* **Work order A**:
Please retype a section of the Satrapi tribute word for word. Begin at the words "Marjane Satrapi, a" and stop after "injustices surrounding her.".
* **Work order B**:
Name every film that the Satrapi tribute says she directed.

* **Supplied passage**:
>>>

Marjane Satrapi, a brave voice against the theocratic regime of the Iranian Government, dies of heartbreak at the age of 56, a little over a year after the death of her beloved husband, Swedish actor, producer, and screenwriter Mattias Ripa, whom she called the love of her life.

In an era when artists fear talking about anything political, Marjane is an artist who used her art to express her anger and resentment at the injustices surrounding her.

The office of French President Emmanuel Macron announced her death on Thursday, and while paying tribute, the President said:” a great artist who transformed an Iranian childhood into a universal fable”. The palace added: “With her childlike perspective, her irony, her tenderness, and her inner demons, the author created a deeply moving world with readers identified”.

Satrapi was born in 1969 to an upper-middle-class, communist-leaning family.  She was taught to be an independent and free thinker. But the Iranian Revolution of 1979, in which the Islamic fundamentalists took power, had their life turned upside down. Growing up, Marjane had to witness the extreme brutalities of the government, her friends, and family getting arrested and murdered. During her teenage years itself she started rebelling against the government by disregarding the modesty codes and buying music banned by the regime. Concerned for her safety and to avoid the political extremism, her parents sent her to Austria in 1983.

She completed her secondary education at the Lycée Français de Vienne. A period of severe teenage alienation and isolation led her to go back to Iran in the late 1980s, where she studied visual communication and earned a master’s degree from Islamic Azad University in Tehran. Later, she went to France and attended the Haute École des arts du Rhin(HEAR) to study decorative arts and visual communication.

Persepolis, the autobiographical graphic book that made her famous worldwide, was originally published in French in 4 parts starting from 2000 to 2004, and the English translation of the same is in 2 parts ( 2003 and 2004).  It covered her life in Iran and Europe. The book later won the Angoul^eme Coup de Coeur Award at the Angoul^eme International Comics. Marjane preferred the term “ comic book” over “ graph book”, "People are so afraid to say the word 'comic,' It makes you think of a grown man with pimples, a ponytail, and a big belly. Change it to 'graphic novel,' and that disappears. No: it's all comics,",  she told the Guardian newspaper in an interview in 2011.

Persepolis was later adapted into an animated film with the same name. Marjane co-wrote and directed the film and became the first woman to be nominated for Best Animated Feature at the 80th Academy Awards. However, the Iranian government denounced the film and got it dropped from the Bangkok International Film Festival. Her other novels include ‘ Embroideries’, ‘Chicken with Plums’, and ‘Woman, Life, Freedom’.

She also directed Radioactive, Poulet aux Prunes, and La Bande des Jotas. In an interview, she shared that filmmaking was never a dream, but she realised that cinema is a machine for creating compassion and empathy.

She outspokenly denounced the repression in Iran and was a fearless voice for exile and women's freedom. Her book ‘Women, Life and Freedom’ is a collection of graphic stories about the protest in 2022, after the death of Masha Amini, who was arrested by the morality police in Iran for not wearing her hijab properly. In 2023, she also led a protest outside the Iranian embassy in Paris in support of the five teenagers who were arrested for posting a dancing video on TikTok.

She gained French Nationality in 2006, after more than a decade in the country. Last year, she refused the French Legion d'Honneur as she believed the country was hypocritical in its dealings with Iran.

Even though the little girl from ‘Persepolis’ is no more, the relevance of her quote, “a human being is a human being, no matter where he comes from, “ grows.

<<<

(Stored data)
>>>

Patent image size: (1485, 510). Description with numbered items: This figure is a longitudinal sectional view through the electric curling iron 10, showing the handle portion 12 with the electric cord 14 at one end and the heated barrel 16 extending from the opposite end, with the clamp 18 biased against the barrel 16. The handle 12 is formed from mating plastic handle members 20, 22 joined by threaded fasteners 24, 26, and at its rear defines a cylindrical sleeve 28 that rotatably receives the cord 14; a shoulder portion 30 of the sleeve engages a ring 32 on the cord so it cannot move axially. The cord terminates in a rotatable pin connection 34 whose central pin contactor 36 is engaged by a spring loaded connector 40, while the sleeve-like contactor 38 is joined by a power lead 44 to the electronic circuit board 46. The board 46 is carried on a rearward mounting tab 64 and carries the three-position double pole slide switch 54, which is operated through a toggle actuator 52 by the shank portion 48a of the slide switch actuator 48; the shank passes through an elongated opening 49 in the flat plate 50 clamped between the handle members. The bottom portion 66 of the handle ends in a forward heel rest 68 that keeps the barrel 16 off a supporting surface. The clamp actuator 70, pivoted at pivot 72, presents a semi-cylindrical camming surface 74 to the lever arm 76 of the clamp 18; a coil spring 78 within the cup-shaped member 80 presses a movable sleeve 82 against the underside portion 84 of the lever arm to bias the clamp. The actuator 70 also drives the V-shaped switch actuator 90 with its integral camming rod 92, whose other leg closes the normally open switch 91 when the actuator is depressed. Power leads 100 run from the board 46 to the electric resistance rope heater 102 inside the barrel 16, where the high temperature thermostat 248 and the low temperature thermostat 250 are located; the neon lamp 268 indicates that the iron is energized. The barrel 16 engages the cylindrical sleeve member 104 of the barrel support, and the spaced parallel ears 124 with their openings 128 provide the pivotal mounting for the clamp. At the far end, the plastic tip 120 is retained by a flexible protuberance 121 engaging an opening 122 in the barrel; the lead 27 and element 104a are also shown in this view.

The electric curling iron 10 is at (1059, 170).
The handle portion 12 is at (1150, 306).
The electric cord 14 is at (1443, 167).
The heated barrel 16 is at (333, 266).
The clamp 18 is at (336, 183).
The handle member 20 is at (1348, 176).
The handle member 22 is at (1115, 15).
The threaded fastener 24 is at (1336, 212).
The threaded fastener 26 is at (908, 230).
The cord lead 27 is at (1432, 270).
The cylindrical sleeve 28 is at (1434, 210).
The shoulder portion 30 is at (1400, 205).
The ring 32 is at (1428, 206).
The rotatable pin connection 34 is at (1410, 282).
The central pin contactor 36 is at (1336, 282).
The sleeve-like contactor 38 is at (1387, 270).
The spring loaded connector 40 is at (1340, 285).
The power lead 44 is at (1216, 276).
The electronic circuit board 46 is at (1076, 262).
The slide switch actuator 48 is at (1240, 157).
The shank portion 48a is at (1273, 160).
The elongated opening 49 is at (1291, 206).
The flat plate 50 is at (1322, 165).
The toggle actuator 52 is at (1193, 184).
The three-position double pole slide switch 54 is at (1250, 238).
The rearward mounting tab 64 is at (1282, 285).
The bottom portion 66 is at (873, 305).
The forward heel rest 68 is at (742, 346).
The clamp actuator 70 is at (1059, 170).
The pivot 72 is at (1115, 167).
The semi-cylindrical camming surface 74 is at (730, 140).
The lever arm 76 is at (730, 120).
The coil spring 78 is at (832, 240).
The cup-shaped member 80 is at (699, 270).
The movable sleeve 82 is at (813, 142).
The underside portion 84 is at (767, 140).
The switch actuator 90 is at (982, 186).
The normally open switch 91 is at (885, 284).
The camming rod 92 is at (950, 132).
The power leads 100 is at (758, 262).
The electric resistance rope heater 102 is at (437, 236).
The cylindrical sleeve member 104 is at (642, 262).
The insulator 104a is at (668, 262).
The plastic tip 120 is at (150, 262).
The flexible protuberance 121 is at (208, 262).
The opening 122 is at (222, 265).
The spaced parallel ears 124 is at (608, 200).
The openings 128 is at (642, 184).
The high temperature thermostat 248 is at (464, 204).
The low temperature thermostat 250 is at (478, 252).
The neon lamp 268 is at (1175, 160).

<<<

* **Task result A**:
Marjane Satrapi, a brave voice against the theocratic regime of the Iranian Government, dies of heartbreak at the age of 56, a little over a year after the death of her beloved husband, Swedish actor, producer, and screenwriter Mattias Ripa, whom she called the love of her life.

In an era when artists fear talking about anything political, Marjane is an artist who used her art to express her anger and resentment at the injustices surrounding her.

* **Task result B**:
Persepolis
Radioactive
Poulet aux Prunes
La Bande des Jotas